Spot every line with the word "Daily" and return it.

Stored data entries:
================================

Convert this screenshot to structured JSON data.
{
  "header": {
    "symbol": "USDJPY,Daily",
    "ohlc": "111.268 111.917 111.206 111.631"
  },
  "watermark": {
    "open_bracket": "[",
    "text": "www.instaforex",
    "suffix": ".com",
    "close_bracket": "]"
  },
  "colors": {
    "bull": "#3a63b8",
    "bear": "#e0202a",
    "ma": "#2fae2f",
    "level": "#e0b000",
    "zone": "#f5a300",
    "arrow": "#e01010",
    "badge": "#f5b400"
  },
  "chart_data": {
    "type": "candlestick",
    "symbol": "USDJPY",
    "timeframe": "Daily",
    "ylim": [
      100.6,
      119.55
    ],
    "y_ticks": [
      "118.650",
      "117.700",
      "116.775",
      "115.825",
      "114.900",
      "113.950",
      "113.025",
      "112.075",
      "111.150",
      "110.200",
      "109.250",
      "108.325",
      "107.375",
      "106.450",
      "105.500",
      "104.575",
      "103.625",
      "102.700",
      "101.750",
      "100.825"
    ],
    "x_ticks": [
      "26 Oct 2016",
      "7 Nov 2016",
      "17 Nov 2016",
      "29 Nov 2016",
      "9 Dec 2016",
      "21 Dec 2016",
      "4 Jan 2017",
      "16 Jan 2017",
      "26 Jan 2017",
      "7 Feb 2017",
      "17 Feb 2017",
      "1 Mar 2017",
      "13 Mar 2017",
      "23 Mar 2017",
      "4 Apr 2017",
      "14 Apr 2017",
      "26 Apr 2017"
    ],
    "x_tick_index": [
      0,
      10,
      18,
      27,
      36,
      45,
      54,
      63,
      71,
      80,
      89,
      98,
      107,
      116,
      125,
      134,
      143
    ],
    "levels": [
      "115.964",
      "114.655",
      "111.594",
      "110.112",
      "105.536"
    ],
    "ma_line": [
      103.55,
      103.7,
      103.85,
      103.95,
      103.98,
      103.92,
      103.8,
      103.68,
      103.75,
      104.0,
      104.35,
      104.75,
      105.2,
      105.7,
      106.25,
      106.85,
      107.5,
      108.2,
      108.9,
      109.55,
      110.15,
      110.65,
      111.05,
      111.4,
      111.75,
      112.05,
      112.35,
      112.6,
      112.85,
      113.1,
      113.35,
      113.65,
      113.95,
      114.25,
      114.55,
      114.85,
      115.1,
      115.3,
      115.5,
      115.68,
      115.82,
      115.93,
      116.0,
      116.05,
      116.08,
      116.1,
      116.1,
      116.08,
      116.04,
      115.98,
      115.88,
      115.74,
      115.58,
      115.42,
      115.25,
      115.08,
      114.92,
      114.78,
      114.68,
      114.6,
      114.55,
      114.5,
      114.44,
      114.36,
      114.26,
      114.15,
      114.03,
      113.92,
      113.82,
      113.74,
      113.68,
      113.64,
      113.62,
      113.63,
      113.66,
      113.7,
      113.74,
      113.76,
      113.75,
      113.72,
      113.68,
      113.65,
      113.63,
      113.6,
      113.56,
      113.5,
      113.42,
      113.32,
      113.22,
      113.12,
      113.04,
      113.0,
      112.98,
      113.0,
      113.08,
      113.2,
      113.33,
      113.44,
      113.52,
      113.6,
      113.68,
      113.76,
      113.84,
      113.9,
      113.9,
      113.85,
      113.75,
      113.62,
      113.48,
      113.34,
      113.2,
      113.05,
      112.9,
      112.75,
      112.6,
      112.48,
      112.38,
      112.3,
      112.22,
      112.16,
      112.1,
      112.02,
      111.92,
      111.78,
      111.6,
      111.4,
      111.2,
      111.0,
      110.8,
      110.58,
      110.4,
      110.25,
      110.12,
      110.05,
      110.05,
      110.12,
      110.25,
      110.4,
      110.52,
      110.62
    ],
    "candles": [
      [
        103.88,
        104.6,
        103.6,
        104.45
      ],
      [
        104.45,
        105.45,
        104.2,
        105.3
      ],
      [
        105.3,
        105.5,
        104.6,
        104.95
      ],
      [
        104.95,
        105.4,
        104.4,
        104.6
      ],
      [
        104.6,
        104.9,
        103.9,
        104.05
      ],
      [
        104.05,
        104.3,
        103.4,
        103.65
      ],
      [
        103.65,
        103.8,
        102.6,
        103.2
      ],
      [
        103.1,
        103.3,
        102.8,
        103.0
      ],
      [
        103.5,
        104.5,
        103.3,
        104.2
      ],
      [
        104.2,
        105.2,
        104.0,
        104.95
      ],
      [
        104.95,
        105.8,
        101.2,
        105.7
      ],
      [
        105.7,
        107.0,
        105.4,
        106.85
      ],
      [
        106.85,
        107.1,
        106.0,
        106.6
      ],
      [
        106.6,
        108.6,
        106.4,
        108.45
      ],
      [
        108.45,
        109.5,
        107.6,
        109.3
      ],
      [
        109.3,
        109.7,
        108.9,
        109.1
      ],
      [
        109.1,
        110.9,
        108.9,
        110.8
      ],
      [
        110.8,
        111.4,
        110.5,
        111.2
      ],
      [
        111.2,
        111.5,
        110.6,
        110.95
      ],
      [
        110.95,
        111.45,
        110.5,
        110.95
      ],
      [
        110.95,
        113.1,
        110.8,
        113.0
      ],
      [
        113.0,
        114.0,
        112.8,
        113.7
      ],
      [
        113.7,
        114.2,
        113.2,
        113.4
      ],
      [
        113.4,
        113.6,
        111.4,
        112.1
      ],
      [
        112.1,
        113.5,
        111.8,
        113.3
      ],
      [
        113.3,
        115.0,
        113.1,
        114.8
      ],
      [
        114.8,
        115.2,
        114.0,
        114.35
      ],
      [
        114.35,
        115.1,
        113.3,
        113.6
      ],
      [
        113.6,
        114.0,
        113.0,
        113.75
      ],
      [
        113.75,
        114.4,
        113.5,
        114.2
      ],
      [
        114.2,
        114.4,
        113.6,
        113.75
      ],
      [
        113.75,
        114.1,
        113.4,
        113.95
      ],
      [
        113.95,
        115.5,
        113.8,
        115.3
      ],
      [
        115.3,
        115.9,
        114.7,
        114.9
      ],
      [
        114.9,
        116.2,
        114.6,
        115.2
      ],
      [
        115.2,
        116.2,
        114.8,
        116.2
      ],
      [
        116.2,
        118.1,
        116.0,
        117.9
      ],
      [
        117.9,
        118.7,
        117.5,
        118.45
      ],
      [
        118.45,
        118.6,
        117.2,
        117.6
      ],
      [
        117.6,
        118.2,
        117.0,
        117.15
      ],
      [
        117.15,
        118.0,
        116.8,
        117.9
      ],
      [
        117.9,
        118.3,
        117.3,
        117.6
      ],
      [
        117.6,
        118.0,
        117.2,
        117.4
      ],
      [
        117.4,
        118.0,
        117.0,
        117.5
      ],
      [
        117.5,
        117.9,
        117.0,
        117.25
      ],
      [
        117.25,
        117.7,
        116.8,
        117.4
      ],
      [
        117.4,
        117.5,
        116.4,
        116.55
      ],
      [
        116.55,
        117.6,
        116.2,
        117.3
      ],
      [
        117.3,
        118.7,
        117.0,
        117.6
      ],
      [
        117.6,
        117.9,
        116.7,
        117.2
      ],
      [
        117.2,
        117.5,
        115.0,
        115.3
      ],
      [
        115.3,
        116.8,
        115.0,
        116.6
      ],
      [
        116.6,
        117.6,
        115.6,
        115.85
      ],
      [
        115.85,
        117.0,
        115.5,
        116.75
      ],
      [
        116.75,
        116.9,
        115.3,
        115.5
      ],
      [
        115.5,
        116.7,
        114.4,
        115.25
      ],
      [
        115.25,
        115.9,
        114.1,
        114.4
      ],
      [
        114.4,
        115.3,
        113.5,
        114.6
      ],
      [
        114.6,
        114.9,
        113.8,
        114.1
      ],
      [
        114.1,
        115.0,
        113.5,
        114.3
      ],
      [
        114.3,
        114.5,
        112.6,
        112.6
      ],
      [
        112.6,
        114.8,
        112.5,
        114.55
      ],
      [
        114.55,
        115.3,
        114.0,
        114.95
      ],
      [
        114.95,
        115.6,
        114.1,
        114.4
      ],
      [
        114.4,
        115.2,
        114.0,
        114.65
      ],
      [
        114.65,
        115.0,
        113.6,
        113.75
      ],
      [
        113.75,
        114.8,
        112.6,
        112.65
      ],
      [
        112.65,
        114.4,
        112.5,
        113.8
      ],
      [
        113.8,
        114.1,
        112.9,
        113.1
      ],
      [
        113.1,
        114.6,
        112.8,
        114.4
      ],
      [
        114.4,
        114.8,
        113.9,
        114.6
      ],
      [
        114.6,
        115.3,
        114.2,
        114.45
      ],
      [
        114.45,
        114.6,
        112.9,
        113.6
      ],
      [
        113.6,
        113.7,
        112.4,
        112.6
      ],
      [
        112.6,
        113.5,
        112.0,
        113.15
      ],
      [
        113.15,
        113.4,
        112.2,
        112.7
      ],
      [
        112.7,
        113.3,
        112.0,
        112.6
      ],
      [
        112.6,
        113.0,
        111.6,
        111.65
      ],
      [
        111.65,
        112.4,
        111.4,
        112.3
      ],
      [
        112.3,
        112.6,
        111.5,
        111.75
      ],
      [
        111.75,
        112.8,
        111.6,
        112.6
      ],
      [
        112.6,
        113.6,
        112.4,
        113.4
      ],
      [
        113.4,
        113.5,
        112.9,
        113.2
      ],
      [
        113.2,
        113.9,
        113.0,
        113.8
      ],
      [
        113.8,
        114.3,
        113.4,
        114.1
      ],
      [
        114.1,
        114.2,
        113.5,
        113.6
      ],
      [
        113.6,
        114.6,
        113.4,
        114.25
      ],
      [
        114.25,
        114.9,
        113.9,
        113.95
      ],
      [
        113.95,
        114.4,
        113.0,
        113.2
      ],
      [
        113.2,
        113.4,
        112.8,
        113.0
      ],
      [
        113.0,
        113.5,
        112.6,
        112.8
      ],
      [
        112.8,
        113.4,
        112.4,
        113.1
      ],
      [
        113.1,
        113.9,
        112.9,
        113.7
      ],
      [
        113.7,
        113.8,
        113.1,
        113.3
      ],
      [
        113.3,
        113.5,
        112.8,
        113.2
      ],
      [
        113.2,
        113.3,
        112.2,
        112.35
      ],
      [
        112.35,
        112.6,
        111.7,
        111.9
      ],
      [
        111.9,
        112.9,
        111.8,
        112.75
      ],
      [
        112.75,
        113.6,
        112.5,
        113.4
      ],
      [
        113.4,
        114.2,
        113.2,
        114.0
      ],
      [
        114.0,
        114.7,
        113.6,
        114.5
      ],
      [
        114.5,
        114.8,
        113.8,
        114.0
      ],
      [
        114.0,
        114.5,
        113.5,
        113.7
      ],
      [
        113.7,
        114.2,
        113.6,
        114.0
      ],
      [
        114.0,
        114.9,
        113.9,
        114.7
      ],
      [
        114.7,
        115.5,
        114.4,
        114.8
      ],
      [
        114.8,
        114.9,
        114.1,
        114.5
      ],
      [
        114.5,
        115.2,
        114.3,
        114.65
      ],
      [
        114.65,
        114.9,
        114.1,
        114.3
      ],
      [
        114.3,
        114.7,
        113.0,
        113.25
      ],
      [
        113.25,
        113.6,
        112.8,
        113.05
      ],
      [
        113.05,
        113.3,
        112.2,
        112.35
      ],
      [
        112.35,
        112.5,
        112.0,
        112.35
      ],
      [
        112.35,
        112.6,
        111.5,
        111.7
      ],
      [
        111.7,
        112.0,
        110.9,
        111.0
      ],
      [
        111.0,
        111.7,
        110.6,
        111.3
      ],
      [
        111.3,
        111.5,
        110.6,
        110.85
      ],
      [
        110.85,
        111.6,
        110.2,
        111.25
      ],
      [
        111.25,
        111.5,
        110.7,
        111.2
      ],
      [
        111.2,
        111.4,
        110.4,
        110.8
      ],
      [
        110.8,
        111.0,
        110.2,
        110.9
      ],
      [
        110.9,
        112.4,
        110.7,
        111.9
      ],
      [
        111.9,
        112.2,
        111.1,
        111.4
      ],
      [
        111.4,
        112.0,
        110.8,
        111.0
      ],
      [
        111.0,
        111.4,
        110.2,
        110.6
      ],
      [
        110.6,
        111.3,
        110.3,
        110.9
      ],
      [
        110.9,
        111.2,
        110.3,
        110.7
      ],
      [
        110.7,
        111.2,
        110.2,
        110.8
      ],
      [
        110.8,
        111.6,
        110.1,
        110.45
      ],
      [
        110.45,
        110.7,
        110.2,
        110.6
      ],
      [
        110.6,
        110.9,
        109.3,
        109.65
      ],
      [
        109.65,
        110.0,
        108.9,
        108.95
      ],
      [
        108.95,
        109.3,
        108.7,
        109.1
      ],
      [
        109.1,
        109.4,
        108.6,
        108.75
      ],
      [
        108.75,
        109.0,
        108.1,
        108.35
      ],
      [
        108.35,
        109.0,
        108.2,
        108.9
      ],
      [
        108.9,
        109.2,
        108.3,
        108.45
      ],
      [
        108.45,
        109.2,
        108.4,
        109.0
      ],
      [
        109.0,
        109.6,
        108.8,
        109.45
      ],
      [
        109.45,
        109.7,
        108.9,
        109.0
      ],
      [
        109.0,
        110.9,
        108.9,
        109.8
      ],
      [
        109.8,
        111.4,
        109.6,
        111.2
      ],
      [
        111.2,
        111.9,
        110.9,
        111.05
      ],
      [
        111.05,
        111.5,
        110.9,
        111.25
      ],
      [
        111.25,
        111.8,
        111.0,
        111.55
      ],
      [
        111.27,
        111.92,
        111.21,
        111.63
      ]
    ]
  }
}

================================

**RESULT OF THIS EXERCISE:**
    "symbol": "USDJPY,Daily",
    "timeframe": "Daily",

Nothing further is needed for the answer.